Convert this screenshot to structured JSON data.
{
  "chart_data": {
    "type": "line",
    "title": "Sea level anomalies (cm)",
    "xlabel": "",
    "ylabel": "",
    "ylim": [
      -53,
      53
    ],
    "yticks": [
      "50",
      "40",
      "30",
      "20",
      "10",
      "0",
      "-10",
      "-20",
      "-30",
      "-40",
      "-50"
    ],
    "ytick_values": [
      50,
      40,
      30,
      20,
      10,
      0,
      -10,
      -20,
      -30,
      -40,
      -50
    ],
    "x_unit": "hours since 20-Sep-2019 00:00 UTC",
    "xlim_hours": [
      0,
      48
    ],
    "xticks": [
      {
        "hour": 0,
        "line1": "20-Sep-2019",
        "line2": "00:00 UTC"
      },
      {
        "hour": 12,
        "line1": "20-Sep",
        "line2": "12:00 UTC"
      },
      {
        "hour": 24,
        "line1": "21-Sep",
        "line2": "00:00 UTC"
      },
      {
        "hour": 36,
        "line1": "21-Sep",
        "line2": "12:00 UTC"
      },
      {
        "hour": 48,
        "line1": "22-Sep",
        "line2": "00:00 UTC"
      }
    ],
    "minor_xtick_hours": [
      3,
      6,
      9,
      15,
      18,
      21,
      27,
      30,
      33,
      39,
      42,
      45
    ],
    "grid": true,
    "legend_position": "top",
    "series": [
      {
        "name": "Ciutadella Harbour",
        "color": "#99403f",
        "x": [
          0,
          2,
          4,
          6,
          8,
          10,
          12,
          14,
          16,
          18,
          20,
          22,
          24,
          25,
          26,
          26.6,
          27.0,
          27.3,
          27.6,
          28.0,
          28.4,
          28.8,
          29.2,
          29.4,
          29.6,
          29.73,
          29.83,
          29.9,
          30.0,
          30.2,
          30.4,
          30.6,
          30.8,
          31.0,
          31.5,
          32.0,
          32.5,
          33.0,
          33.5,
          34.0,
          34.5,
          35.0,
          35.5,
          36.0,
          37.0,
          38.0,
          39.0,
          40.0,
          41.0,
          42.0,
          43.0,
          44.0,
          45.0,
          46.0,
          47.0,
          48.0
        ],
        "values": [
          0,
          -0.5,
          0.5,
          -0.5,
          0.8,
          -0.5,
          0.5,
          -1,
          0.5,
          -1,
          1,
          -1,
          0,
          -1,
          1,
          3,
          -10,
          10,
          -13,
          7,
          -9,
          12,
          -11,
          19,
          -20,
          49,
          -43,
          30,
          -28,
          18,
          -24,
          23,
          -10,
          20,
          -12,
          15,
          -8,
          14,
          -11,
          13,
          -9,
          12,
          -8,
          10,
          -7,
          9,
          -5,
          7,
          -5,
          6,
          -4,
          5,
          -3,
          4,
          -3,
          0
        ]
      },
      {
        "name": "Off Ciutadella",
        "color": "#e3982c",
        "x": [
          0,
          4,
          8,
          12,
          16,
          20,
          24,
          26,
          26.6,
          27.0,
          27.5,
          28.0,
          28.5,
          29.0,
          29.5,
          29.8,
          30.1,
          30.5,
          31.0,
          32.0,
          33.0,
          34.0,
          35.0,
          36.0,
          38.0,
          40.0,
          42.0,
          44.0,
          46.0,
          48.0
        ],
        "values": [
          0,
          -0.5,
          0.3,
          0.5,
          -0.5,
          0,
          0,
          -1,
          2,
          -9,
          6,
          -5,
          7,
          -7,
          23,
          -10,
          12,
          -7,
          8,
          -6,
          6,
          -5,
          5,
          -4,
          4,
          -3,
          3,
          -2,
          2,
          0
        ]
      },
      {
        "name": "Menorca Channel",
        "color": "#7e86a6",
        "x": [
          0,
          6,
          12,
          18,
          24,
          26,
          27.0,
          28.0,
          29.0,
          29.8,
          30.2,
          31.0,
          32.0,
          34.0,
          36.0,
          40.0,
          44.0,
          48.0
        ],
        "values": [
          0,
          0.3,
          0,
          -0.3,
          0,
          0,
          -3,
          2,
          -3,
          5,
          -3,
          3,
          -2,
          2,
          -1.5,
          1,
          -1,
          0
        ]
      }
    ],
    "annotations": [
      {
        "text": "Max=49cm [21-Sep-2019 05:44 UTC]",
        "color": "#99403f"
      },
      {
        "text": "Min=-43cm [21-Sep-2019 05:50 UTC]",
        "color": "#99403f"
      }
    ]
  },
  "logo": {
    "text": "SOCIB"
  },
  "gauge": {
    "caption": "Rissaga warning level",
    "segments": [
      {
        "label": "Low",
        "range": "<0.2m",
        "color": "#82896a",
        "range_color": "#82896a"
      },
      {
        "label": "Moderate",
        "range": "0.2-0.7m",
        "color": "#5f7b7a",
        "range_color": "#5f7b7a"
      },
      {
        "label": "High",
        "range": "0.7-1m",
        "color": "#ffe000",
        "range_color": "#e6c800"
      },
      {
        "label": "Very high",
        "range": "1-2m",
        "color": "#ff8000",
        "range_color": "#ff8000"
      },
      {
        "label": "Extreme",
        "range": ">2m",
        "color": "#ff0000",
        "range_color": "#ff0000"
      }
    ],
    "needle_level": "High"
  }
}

• **What needs to be done**: Reproduce the listing shown above in its entirety, exactly.

• **Full response**:
Convert this screenshot to structured JSON data.
{
  "chart_data": {
    "type": "line",
    "title": "Sea level anomalies (cm)",
    "xlabel": "",
    "ylabel": "",
    "ylim": [
      -53,
      53
    ],
    "yticks": [
      "50",
      "40",
      "30",
      "20",
      "10",
      "0",
      "-10",
      "-20",
      "-30",
      "-40",
      "-50"
    ],
    "ytick_values": [
      50,
      40,
      30,
      20,
      10,
      0,
      -10,
      -20,
      -30,
      -40,
      -50
    ],
    "x_unit": "hours since 20-Sep-2019 00:00 UTC",
    "xlim_hours": [
      0,
      48
    ],
    "xticks": [
      {
        "hour": 0,
        "line1": "20-Sep-2019",
        "line2": "00:00 UTC"
      },
      {
        "hour": 12,
        "line1": "20-Sep",
        "line2": "12:00 UTC"
      },
      {
        "hour": 24,
        "line1": "21-Sep",
        "line2": "00:00 UTC"
      },
      {
        "hour": 36,
        "line1": "21-Sep",
        "line2": "12:00 UTC"
      },
      {
        "hour": 48,
        "line1": "22-Sep",
        "line2": "00:00 UTC"
      }
    ],
    "minor_xtick_hours": [
      3,
      6,
      9,
      15,
      18,
      21,
      27,
      30,
      33,
      39,
      42,
      45
    ],
    "grid": true,
    "legend_position": "top",
    "series": [
      {
        "name": "Ciutadella Harbour",
        "color": "#99403f",
        "x": [
          0,
          2,
          4,
          6,
          8,
          10,
          12,
          14,
          16,
          18,
          20,
          22,
          24,
          25,
          26,
          26.6,
          27.0,
          27.3,
          27.6,
          28.0,
          28.4,
          28.8,
          29.2,
          29.4,
          29.6,
          29.73,
          29.83,
          29.9,
          30.0,
          30.2,
          30.4,
          30.6,
          30.8,
          31.0,
          31.5,
          32.0,
          32.5,
          33.0,
          33.5,
          34.0,
          34.5,
          35.0,
          35.5,
          36.0,
          37.0,
          38.0,
          39.0,
          40.0,
          41.0,
          42.0,
          43.0,
          44.0,
          45.0,
          46.0,
          47.0,
          48.0
        ],
        "values": [
          0,
          -0.5,
          0.5,
          -0.5,
          0.8,
          -0.5,
          0.5,
          -1,
          0.5,
          -1,
          1,
          -1,
          0,
          -1,
          1,
          3,
          -10,
          10,
          -13,
          7,
          -9,
          12,
          -11,
          19,
          -20,
          49,
          -43,
          30,
          -28,
          18,
          -24,
          23,
          -10,
          20,
          -12,
          15,
          -8,
          14,
          -11,
          13,
          -9,
          12,
          -8,
          10,
          -7,
          9,
          -5,
          7,
          -5,
          6,
          -4,
          5,
          -3,
          4,
          -3,
          0
        ]
      },
      {
        "name": "Off Ciutadella",
        "color": "#e3982c",
        "x": [
          0,
          4,
          8,
          12,
          16,
          20,
          24,
          26,
          26.6,
          27.0,
          27.5,
          28.0,
          28.5,
          29.0,
          29.5,
          29.8,
          30.1,
          30.5,
          31.0,
          32.0,
          33.0,
          34.0,
          35.0,
          36.0,
          38.0,
          40.0,
          42.0,
          44.0,
          46.0,
          48.0
        ],
        "values": [
          0,
          -0.5,
          0.3,
          0.5,
          -0.5,
          0,
          0,
          -1,
          2,
          -9,
          6,
          -5,
          7,
          -7,
          23,
          -10,
          12,
          -7,
          8,
          -6,
          6,
          -5,
          5,
          -4,
          4,
          -3,
          3,
          -2,
          2,
          0
        ]
      },
      {
        "name": "Menorca Channel",
        "color": "#7e86a6",
        "x": [
          0,
          6,
          12,
          18,
          24,
          26,
          27.0,
          28.0,
          29.0,
          29.8,
          30.2,
          31.0,
          32.0,
          34.0,
          36.0,
          40.0,
          44.0,
          48.0
        ],
        "values": [
          0,
          0.3,
          0,
          -0.3,
          0,
          0,
          -3,
          2,
          -3,
          5,
          -3,
          3,
          -2,
          2,
          -1.5,
          1,
          -1,
          0
        ]
      }
    ],
    "annotations": [
      {
        "text": "Max=49cm [21-Sep-2019 05:44 UTC]",
        "color": "#99403f"
      },
      {
        "text": "Min=-43cm [21-Sep-2019 05:50 UTC]",
        "color": "#99403f"
      }
    ]
  },
  "logo": {
    "text": "SOCIB"
  },
  "gauge": {
    "caption": "Rissaga warning level",
    "segments": [
      {
        "label": "Low",
        "range": "<0.2m",
        "color": "#82896a",
        "range_color": "#82896a"
      },
      {
        "label": "Moderate",
        "range": "0.2-0.7m",
        "color": "#5f7b7a",
        "range_color": "#5f7b7a"
      },
      {
        "label": "High",
        "range": "0.7-1m",
        "color": "#ffe000",
        "range_color": "#e6c800"
      },
      {
        "label": "Very high",
        "range": "1-2m",
        "color": "#ff8000",
        "range_color": "#ff8000"
      },
      {
        "label": "Extreme",
        "range": ">2m",
        "color": "#ff0000",
        "range_color": "#ff0000"
      }
    ],
    "needle_level": "High"
  }
}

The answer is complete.